### Given problem
Reproduce all of the listing below without alteration.

### Input records
╭──

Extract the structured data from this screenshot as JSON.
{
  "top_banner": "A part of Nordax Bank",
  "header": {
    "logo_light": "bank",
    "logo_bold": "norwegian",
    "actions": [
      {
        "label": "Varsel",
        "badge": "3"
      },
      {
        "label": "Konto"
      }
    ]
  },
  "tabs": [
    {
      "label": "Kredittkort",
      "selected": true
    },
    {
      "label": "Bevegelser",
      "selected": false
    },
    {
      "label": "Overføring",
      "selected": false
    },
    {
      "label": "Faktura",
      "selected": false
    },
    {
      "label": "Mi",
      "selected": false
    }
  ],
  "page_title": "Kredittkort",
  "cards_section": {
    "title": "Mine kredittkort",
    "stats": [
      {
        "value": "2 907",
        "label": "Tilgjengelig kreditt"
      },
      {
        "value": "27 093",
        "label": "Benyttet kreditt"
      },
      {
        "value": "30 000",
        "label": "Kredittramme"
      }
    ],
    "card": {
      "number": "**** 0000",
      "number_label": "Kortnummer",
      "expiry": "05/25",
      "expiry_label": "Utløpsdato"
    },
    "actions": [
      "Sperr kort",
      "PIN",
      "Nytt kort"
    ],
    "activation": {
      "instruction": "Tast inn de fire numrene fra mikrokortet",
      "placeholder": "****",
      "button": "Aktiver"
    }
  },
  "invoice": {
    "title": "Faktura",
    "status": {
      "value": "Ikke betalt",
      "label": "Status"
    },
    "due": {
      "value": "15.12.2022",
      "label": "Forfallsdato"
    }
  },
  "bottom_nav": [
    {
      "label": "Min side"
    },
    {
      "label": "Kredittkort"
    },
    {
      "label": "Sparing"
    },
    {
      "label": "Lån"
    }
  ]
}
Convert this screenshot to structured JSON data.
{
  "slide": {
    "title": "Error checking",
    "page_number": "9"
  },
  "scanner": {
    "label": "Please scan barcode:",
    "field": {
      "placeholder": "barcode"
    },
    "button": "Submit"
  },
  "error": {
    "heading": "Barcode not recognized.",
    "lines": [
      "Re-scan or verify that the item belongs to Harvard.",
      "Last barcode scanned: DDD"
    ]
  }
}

╰──

### Worked solution
Extract the structured data from this screenshot as JSON.
{
  "top_banner": "A part of Nordax Bank",
  "header": {
    "logo_light": "bank",
    "logo_bold": "norwegian",
    "actions": [
      {
        "label": "Varsel",
        "badge": "3"
      },
      {
        "label": "Konto"
      }
    ]
  },
  "tabs": [
    {
      "label": "Kredittkort",
      "selected": true
    },
    {
      "label": "Bevegelser",
      "selected": false
    },
    {
      "label": "Overføring",
      "selected": false
    },
    {
      "label": "Faktura",
      "selected": false
    },
    {
      "label": "Mi",
      "selected": false
    }
  ],
  "page_title": "Kredittkort",
  "cards_section": {
    "title": "Mine kredittkort",
    "stats": [
      {
        "value": "2 907",
        "label": "Tilgjengelig kreditt"
      },
      {
        "value": "27 093",
        "label": "Benyttet kreditt"
      },
      {
        "value": "30 000",
        "label": "Kredittramme"
      }
    ],
    "card": {
      "number": "**** 0000",
      "number_label": "Kortnummer",
      "expiry": "05/25",
      "expiry_label": "Utløpsdato"
    },
    "actions": [
      "Sperr kort",
      "PIN",
      "Nytt kort"
    ],
    "activation": {
      "instruction": "Tast inn de fire numrene fra mikrokortet",
      "placeholder": "****",
      "button": "Aktiver"
    }
  },
  "invoice": {
    "title": "Faktura",
    "status": {
      "value": "Ikke betalt",
      "label": "Status"
    },
    "due": {
      "value": "15.12.2022",
      "label": "Forfallsdato"
    }
  },
  "bottom_nav": [
    {
      "label": "Min side"
    },
    {
      "label": "Kredittkort"
    },
    {
      "label": "Sparing"
    },
    {
      "label": "Lån"
    }
  ]
}
Convert this screenshot to structured JSON data.
{
  "slide": {
    "title": "Error checking",
    "page_number": "9"
  },
  "scanner": {
    "label": "Please scan barcode:",
    "field": {
      "placeholder": "barcode"
    },
    "button": "Submit"
  },
  "error": {
    "heading": "Barcode not recognized.",
    "lines": [
      "Re-scan or verify that the item belongs to Harvard.",
      "Last barcode scanned: DDD"
    ]
  }
}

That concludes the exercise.